## Exercise
Print out the entries below with no edits.

Extracted data entries:
>>>>

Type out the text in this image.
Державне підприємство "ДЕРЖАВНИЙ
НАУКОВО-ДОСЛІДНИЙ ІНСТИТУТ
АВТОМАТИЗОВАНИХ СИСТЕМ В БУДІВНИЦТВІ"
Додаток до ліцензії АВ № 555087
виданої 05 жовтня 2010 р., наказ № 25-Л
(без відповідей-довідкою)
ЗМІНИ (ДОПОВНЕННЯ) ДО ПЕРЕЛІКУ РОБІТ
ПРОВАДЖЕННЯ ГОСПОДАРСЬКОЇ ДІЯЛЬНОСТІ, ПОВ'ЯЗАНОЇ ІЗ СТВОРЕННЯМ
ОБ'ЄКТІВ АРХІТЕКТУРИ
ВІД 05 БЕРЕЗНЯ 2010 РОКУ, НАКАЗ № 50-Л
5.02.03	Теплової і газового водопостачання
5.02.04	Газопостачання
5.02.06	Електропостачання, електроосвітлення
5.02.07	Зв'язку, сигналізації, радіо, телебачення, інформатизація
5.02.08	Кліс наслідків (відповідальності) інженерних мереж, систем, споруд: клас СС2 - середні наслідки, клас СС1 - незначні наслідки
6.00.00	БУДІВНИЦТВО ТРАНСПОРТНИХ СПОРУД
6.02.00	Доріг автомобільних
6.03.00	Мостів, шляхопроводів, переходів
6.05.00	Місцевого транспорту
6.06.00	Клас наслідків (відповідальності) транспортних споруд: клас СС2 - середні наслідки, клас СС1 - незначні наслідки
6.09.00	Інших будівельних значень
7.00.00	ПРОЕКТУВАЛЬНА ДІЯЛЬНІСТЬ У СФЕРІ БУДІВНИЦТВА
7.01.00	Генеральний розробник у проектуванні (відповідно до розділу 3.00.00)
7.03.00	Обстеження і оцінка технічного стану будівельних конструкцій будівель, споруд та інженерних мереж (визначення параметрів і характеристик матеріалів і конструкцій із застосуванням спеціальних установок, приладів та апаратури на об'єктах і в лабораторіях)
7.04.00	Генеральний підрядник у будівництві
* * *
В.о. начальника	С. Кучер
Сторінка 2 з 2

<<<<

## Correct response
Type out the text in this image.
Державне підприємство "ДЕРЖАВНИЙ
НАУКОВО-ДОСЛІДНИЙ ІНСТИТУТ
АВТОМАТИЗОВАНИХ СИСТЕМ В БУДІВНИЦТВІ"
Додаток до ліцензії АВ № 555087
виданої 05 жовтня 2010 р., наказ № 25-Л
(без відповідей-довідкою)
ЗМІНИ (ДОПОВНЕННЯ) ДО ПЕРЕЛІКУ РОБІТ
ПРОВАДЖЕННЯ ГОСПОДАРСЬКОЇ ДІЯЛЬНОСТІ, ПОВ'ЯЗАНОЇ ІЗ СТВОРЕННЯМ
ОБ'ЄКТІВ АРХІТЕКТУРИ
ВІД 05 БЕРЕЗНЯ 2010 РОКУ, НАКАЗ № 50-Л
5.02.03	Теплової і газового водопостачання
5.02.04	Газопостачання
5.02.06	Електропостачання, електроосвітлення
5.02.07	Зв'язку, сигналізації, радіо, телебачення, інформатизація
5.02.08	Кліс наслідків (відповідальності) інженерних мереж, систем, споруд: клас СС2 - середні наслідки, клас СС1 - незначні наслідки
6.00.00	БУДІВНИЦТВО ТРАНСПОРТНИХ СПОРУД
6.02.00	Доріг автомобільних
6.03.00	Мостів, шляхопроводів, переходів
6.05.00	Місцевого транспорту
6.06.00	Клас наслідків (відповідальності) транспортних споруд: клас СС2 - середні наслідки, клас СС1 - незначні наслідки
6.09.00	Інших будівельних значень
7.00.00	ПРОЕКТУВАЛЬНА ДІЯЛЬНІСТЬ У СФЕРІ БУДІВНИЦТВА
7.01.00	Генеральний розробник у проектуванні (відповідно до розділу 3.00.00)
7.03.00	Обстеження і оцінка технічного стану будівельних конструкцій будівель, споруд та інженерних мереж (визначення параметрів і характеристик матеріалів і конструкцій із застосуванням спеціальних установок, приладів та апаратури на об'єктах і в лабораторіях)
7.04.00	Генеральний підрядник у будівництві
* * *
В.о. начальника	С. Кучер
Сторінка 2 з 2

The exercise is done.